** AIM OF THE EXERCISE **
Every line of the records below should be restated exactly.

(Lines of data)
Begin
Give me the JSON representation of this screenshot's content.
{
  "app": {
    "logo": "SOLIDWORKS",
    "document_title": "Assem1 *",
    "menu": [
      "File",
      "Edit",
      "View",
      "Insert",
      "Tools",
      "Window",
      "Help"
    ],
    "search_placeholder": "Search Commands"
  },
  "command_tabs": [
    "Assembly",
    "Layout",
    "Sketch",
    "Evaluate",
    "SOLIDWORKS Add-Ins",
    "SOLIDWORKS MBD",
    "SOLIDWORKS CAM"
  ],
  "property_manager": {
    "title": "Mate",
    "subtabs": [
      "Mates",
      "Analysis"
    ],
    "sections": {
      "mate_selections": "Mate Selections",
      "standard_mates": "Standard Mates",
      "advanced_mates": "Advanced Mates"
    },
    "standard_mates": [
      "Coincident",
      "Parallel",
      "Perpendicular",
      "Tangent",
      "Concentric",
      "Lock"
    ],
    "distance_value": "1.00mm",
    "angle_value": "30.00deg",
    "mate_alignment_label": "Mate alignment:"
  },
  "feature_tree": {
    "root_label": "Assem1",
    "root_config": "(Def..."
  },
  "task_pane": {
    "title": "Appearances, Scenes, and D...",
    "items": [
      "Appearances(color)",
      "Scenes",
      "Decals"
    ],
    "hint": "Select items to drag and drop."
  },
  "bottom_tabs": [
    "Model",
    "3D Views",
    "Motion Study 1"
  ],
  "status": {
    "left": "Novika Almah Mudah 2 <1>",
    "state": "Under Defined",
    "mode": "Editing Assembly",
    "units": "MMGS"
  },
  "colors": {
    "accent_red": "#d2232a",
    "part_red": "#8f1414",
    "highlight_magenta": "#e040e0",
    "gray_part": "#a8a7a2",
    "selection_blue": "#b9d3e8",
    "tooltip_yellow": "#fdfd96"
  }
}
End
** CORRECT RESULT **
Give me the JSON representation of this screenshot's content.
{
  "app": {
    "logo": "SOLIDWORKS",
    "document_title": "Assem1 *",
    "menu": [
      "File",
      "Edit",
      "View",
      "Insert",
      "Tools",
      "Window",
      "Help"
    ],
    "search_placeholder": "Search Commands"
  },
  "command_tabs": [
    "Assembly",
    "Layout",
    "Sketch",
    "Evaluate",
    "SOLIDWORKS Add-Ins",
    "SOLIDWORKS MBD",
    "SOLIDWORKS CAM"
  ],
  "property_manager": {
    "title": "Mate",
    "subtabs": [
      "Mates",
      "Analysis"
    ],
    "sections": {
      "mate_selections": "Mate Selections",
      "standard_mates": "Standard Mates",
      "advanced_mates": "Advanced Mates"
    },
    "standard_mates": [
      "Coincident",
      "Parallel",
      "Perpendicular",
      "Tangent",
      "Concentric",
      "Lock"
    ],
    "distance_value": "1.00mm",
    "angle_value": "30.00deg",
    "mate_alignment_label": "Mate alignment:"
  },
  "feature_tree": {
    "root_label": "Assem1",
    "root_config": "(Def..."
  },
  "task_pane": {
    "title": "Appearances, Scenes, and D...",
    "items": [
      "Appearances(color)",
      "Scenes",
      "Decals"
    ],
    "hint": "Select items to drag and drop."
  },
  "bottom_tabs": [
    "Model",
    "3D Views",
    "Motion Study 1"
  ],
  "status": {
    "left": "Novika Almah Mudah 2 <1>",
    "state": "Under Defined",
    "mode": "Editing Assembly",
    "units": "MMGS"
  },
  "colors": {
    "accent_red": "#d2232a",
    "part_red": "#8f1414",
    "highlight_magenta": "#e040e0",
    "gray_part": "#a8a7a2",
    "selection_blue": "#b9d3e8",
    "tooltip_yellow": "#fdfd96"
  }
}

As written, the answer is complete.